## START

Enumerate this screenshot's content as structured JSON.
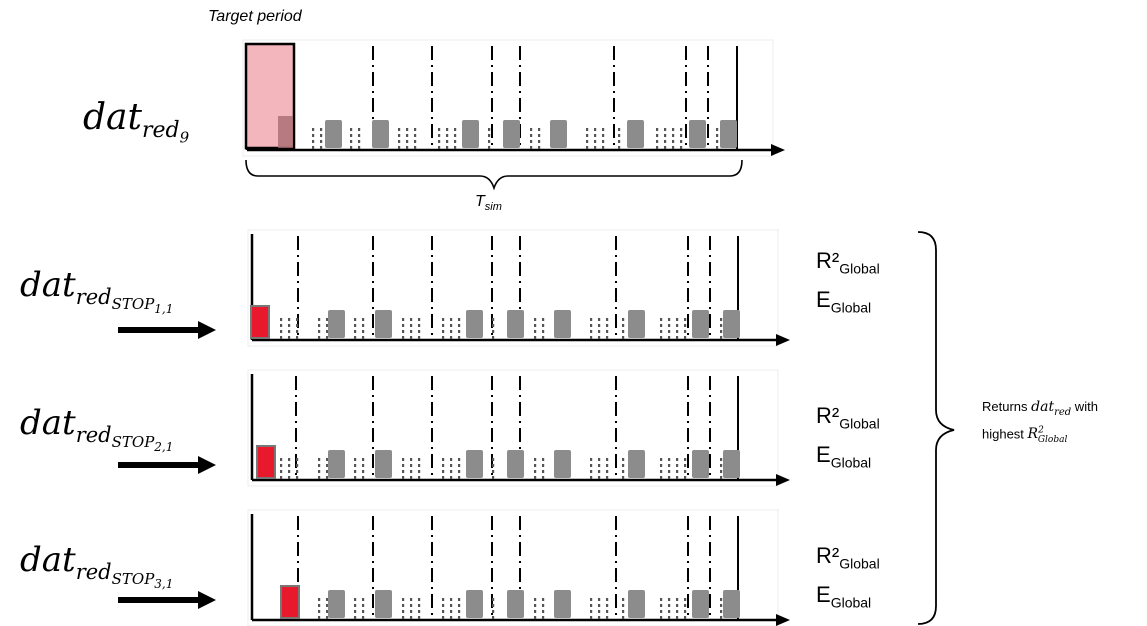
{
  "target_label": "Target period",
  "tsim_label": {
    "main": "T",
    "sub": "sim"
  },
  "rows": [
    {
      "label": {
        "base": "dat",
        "sub": "red",
        "subsub": "9"
      },
      "metrics": []
    },
    {
      "label": {
        "base": "dat",
        "sub": "red",
        "subsub": "STOP",
        "subsubsub": "1,1"
      },
      "metrics": [
        {
          "main": "R²",
          "sub": "Global"
        },
        {
          "main": "E",
          "sub": "Global"
        }
      ]
    },
    {
      "label": {
        "base": "dat",
        "sub": "red",
        "subsub": "STOP",
        "subsubsub": "2,1"
      },
      "metrics": [
        {
          "main": "R²",
          "sub": "Global"
        },
        {
          "main": "E",
          "sub": "Global"
        }
      ]
    },
    {
      "label": {
        "base": "dat",
        "sub": "red",
        "subsub": "STOP",
        "subsubsub": "3,1"
      },
      "metrics": [
        {
          "main": "R²",
          "sub": "Global"
        },
        {
          "main": "E",
          "sub": "Global"
        }
      ]
    }
  ],
  "result": {
    "line1_prefix": "Returns ",
    "line1_var_base": "dat",
    "line1_var_sub": "red",
    "line1_suffix": " with",
    "line2_prefix": "highest ",
    "line2_var_base": "R",
    "line2_var_sup": "2",
    "line2_var_sub": "Global"
  },
  "colors": {
    "axis": "#000000",
    "bar_gray": "#8c8c8c",
    "bar_red": "#e8192c",
    "target_fill": "#f2b6bc",
    "target_border": "#000000"
  }
}
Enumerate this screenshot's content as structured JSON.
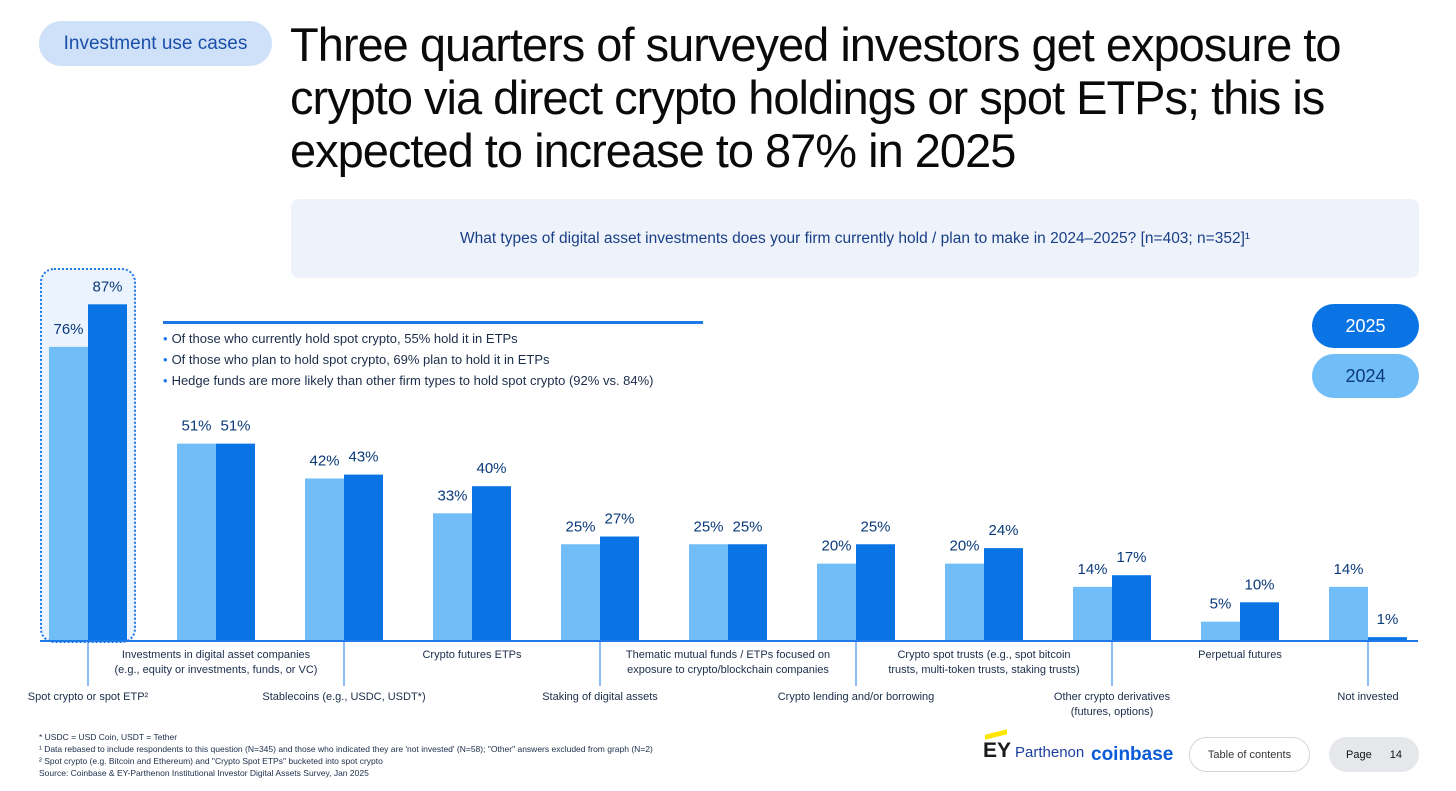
{
  "tag": "Investment use cases",
  "headline": "Three quarters of surveyed investors get exposure to crypto via direct crypto holdings or spot ETPs; this is expected to increase to 87% in 2025",
  "question": "What types of digital asset investments does your firm currently hold / plan to make in 2024–2025? [n=403; n=352]¹",
  "notes": [
    "Of those who currently hold spot crypto, 55% hold it in ETPs",
    "Of those who plan to hold spot crypto, 69% plan to hold it in ETPs",
    "Hedge funds are more likely than other firm types to hold spot crypto (92% vs. 84%)"
  ],
  "legend": {
    "y2025": "2025",
    "y2024": "2024"
  },
  "colors": {
    "y2024": "#71bdf8",
    "y2025": "#0a74e4",
    "axis": "#1f78e8",
    "accent": "#1f78e8"
  },
  "chart_data": {
    "type": "bar",
    "title": "What types of digital asset investments does your firm currently hold / plan to make in 2024–2025?",
    "ylim": [
      0,
      100
    ],
    "categories": [
      [
        "Spot crypto or spot ETP²"
      ],
      [
        "Investments in digital asset companies",
        "(e.g., equity or investments, funds, or VC)"
      ],
      [
        "Stablecoins (e.g., USDC, USDT*)"
      ],
      [
        "Crypto futures ETPs"
      ],
      [
        "Staking of digital assets"
      ],
      [
        "Thematic mutual funds / ETPs focused on",
        "exposure to crypto/blockchain companies"
      ],
      [
        "Crypto lending and/or borrowing"
      ],
      [
        "Crypto spot trusts (e.g., spot bitcoin",
        "trusts, multi-token trusts, staking trusts)"
      ],
      [
        "Other crypto derivatives",
        "(futures, options)"
      ],
      [
        "Perpetual futures"
      ],
      [
        "Not invested"
      ]
    ],
    "label_rows": [
      "bottom",
      "top",
      "bottom",
      "top",
      "bottom",
      "top",
      "bottom",
      "top",
      "bottom",
      "top",
      "bottom"
    ],
    "series": [
      {
        "name": "2024",
        "values": [
          76,
          51,
          42,
          33,
          25,
          25,
          20,
          20,
          14,
          5,
          14
        ]
      },
      {
        "name": "2025",
        "values": [
          87,
          51,
          43,
          40,
          27,
          25,
          25,
          24,
          17,
          10,
          1
        ]
      }
    ],
    "highlighted_category": "Spot crypto or spot ETP²"
  },
  "footnotes": [
    "* USDC = USD Coin, USDT = Tether",
    "¹ Data rebased to include respondents to this question (N=345) and those who indicated they are 'not invested' (N=58); \"Other\" answers excluded from graph (N=2)",
    "² Spot crypto (e.g. Bitcoin and Ethereum) and \"Crypto Spot ETPs\" bucketed into spot crypto",
    "Source: Coinbase & EY-Parthenon Institutional Investor Digital Assets Survey, Jan 2025"
  ],
  "logos": {
    "ey": "EY",
    "ey_sub": "Parthenon",
    "coinbase": "coinbase"
  },
  "nav": {
    "toc": "Table of contents",
    "page_label": "Page",
    "page_number": "14"
  }
}
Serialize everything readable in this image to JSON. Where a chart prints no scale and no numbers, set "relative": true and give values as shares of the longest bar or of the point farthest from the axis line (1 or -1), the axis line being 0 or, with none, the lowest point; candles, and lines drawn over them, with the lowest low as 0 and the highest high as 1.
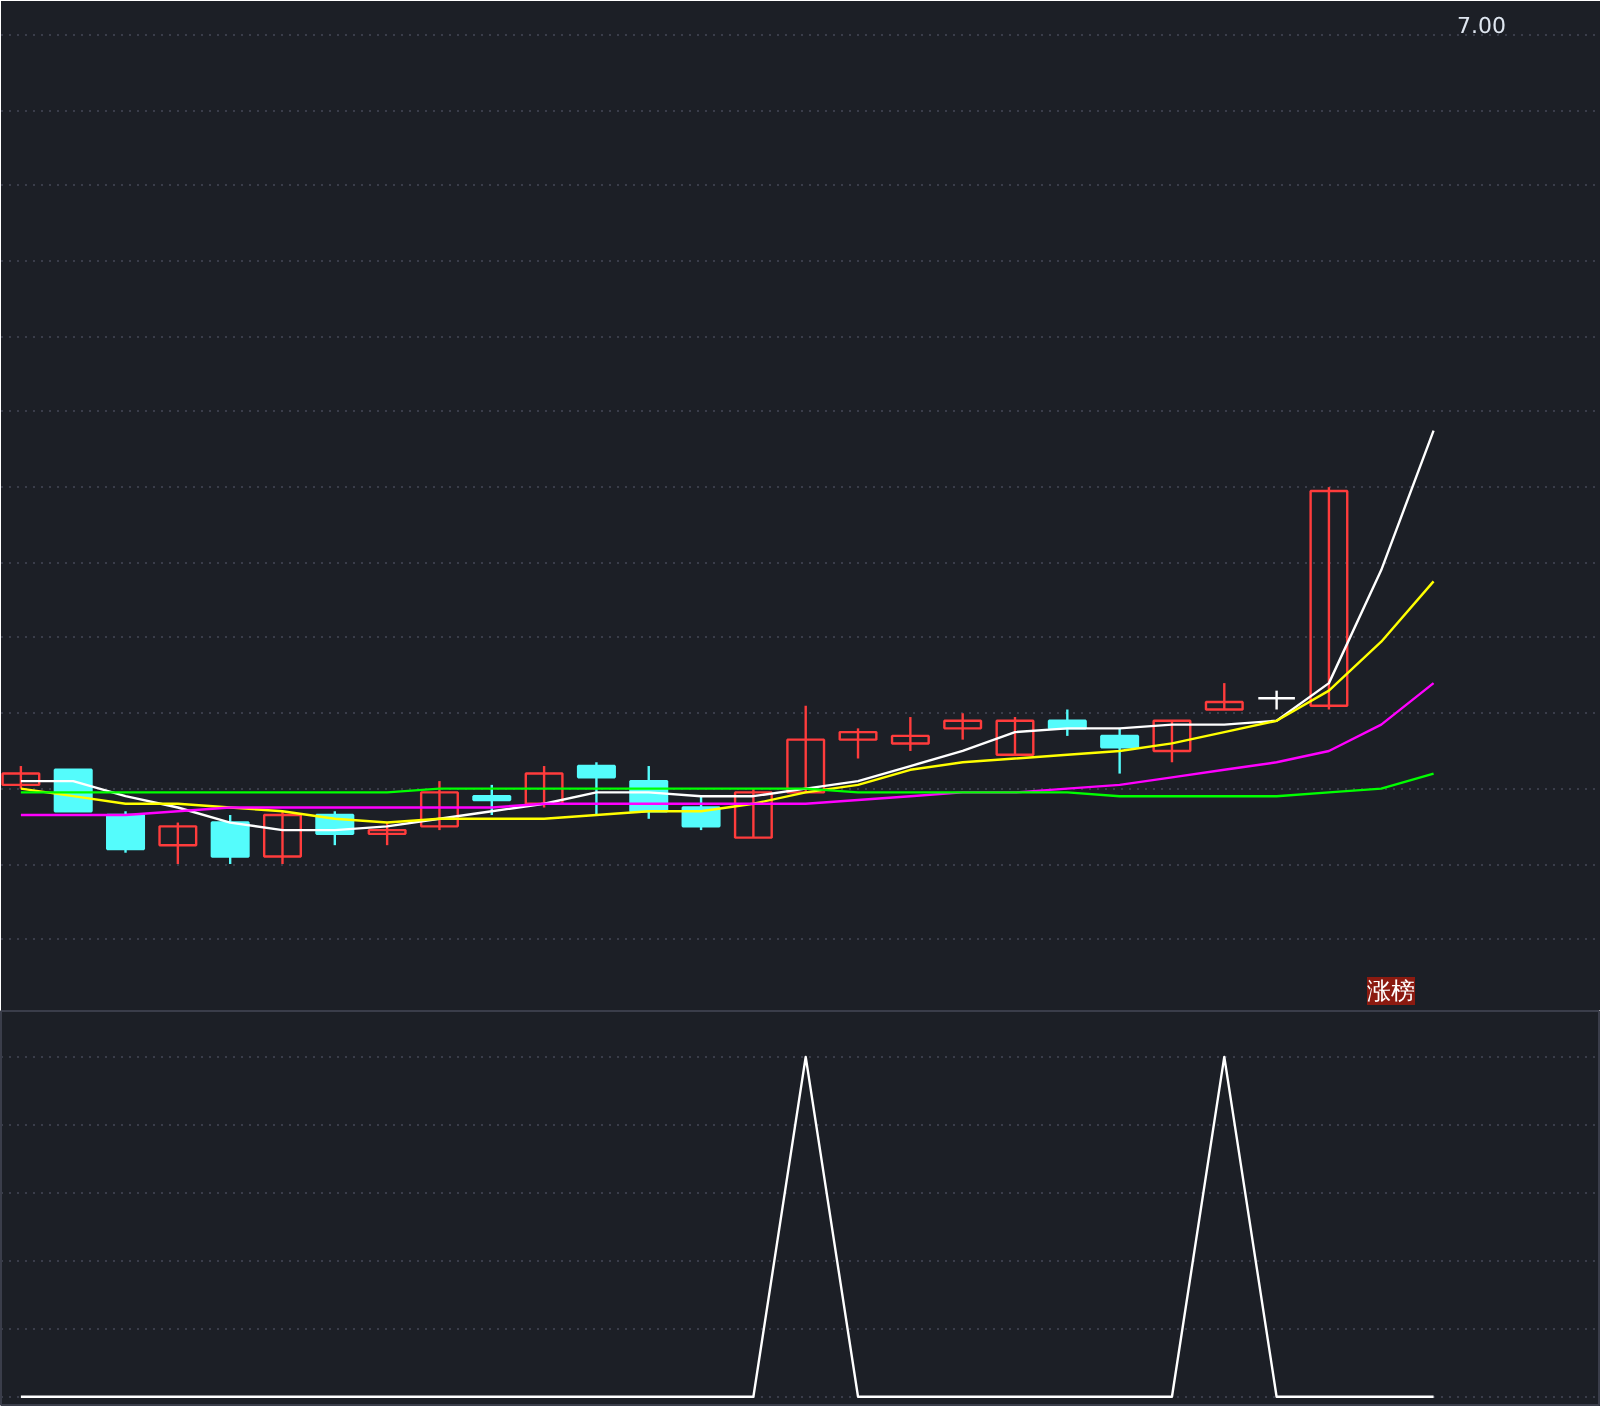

## END

OBJECTIVE — Write every record out again exactly; no pictures belong in the copy.

WRITTEN ANSWER —
Enumerate this screenshot's content as structured JSON.
{
  "target_label": "Target period",
  "tsim_label": {
    "main": "T",
    "sub": "sim"
  },
  "rows": [
    {
      "label": {
        "base": "dat",
        "sub": "red",
        "subsub": "9"
      },
      "metrics": []
    },
    {
      "label": {
        "base": "dat",
        "sub": "red",
        "subsub": "STOP",
        "subsubsub": "1,1"
      },
      "metrics": [
        {
          "main": "R²",
          "sub": "Global"
        },
        {
          "main": "E",
          "sub": "Global"
        }
      ]
    },
    {
      "label": {
        "base": "dat",
        "sub": "red",
        "subsub": "STOP",
        "subsubsub": "2,1"
      },
      "metrics": [
        {
          "main": "R²",
          "sub": "Global"
        },
        {
          "main": "E",
          "sub": "Global"
        }
      ]
    },
    {
      "label": {
        "base": "dat",
        "sub": "red",
        "subsub": "STOP",
        "subsubsub": "3,1"
      },
      "metrics": [
        {
          "main": "R²",
          "sub": "Global"
        },
        {
          "main": "E",
          "sub": "Global"
        }
      ]
    }
  ],
  "result": {
    "line1_prefix": "Returns ",
    "line1_var_base": "dat",
    "line1_var_sub": "red",
    "line1_suffix": " with",
    "line2_prefix": "highest ",
    "line2_var_base": "R",
    "line2_var_sup": "2",
    "line2_var_sub": "Global"
  },
  "colors": {
    "axis": "#000000",
    "bar_gray": "#8c8c8c",
    "bar_red": "#e8192c",
    "target_fill": "#f2b6bc",
    "target_border": "#000000"
  }
}
Enumerate this screenshot's content as structured JSON.
{
  "tag": "Investment use cases",
  "headline": "Three quarters of surveyed investors get exposure to crypto via direct crypto holdings or spot ETPs; this is expected to increase to 87% in 2025",
  "question": "What types of digital asset investments does your firm currently hold / plan to make in 2024–2025? [n=403; n=352]¹",
  "notes": [
    "Of those who currently hold spot crypto, 55% hold it in ETPs",
    "Of those who plan to hold spot crypto, 69% plan to hold it in ETPs",
    "Hedge funds are more likely than other firm types to hold spot crypto (92% vs. 84%)"
  ],
  "legend": {
    "y2025": "2025",
    "y2024": "2024"
  },
  "colors": {
    "y2024": "#71bdf8",
    "y2025": "#0a74e4",
    "axis": "#1f78e8",
    "accent": "#1f78e8"
  },
  "chart_data": {
    "type": "bar",
    "title": "What types of digital asset investments does your firm currently hold / plan to make in 2024–2025?",
    "ylim": [
      0,
      100
    ],
    "categories": [
      [
        "Spot crypto or spot ETP²"
      ],
      [
        "Investments in digital asset companies",
        "(e.g., equity or investments, funds, or VC)"
      ],
      [
        "Stablecoins (e.g., USDC, USDT*)"
      ],
      [
        "Crypto futures ETPs"
      ],
      [
        "Staking of digital assets"
      ],
      [
        "Thematic mutual funds / ETPs focused on",
        "exposure to crypto/blockchain companies"
      ],
      [
        "Crypto lending and/or borrowing"
      ],
      [
        "Crypto spot trusts (e.g., spot bitcoin",
        "trusts, multi-token trusts, staking trusts)"
      ],
      [
        "Other crypto derivatives",
        "(futures, options)"
      ],
      [
        "Perpetual futures"
      ],
      [
        "Not invested"
      ]
    ],
    "label_rows": [
      "bottom",
      "top",
      "bottom",
      "top",
      "bottom",
      "top",
      "bottom",
      "top",
      "bottom",
      "top",
      "bottom"
    ],
    "series": [
      {
        "name": "2024",
        "values": [
          76,
          51,
          42,
          33,
          25,
          25,
          20,
          20,
          14,
          5,
          14
        ]
      },
      {
        "name": "2025",
        "values": [
          87,
          51,
          43,
          40,
          27,
          25,
          25,
          24,
          17,
          10,
          1
        ]
      }
    ],
    "highlighted_category": "Spot crypto or spot ETP²"
  },
  "footnotes": [
    "* USDC = USD Coin, USDT = Tether",
    "¹ Data rebased to include respondents to this question (N=345) and those who indicated they are 'not invested' (N=58); \"Other\" answers excluded from graph (N=2)",
    "² Spot crypto (e.g. Bitcoin and Ethereum) and \"Crypto Spot ETPs\" bucketed into spot crypto",
    "Source: Coinbase & EY-Parthenon Institutional Investor Digital Assets Survey, Jan 2025"
  ],
  "logos": {
    "ey": "EY",
    "ey_sub": "Parthenon",
    "coinbase": "coinbase"
  },
  "nav": {
    "toc": "Table of contents",
    "page_label": "Page",
    "page_number": "14"
  }
}
Serialize everything readable in this image to JSON. Where a chart prints no scale and no numbers, set "relative": true and give values as shares of the longest bar or of the point farthest from the axis line (1 or -1), the axis line being 0 or, with none, the lowest point; candles, and lines drawn over them, with the lowest low as 0 and the highest high as 1.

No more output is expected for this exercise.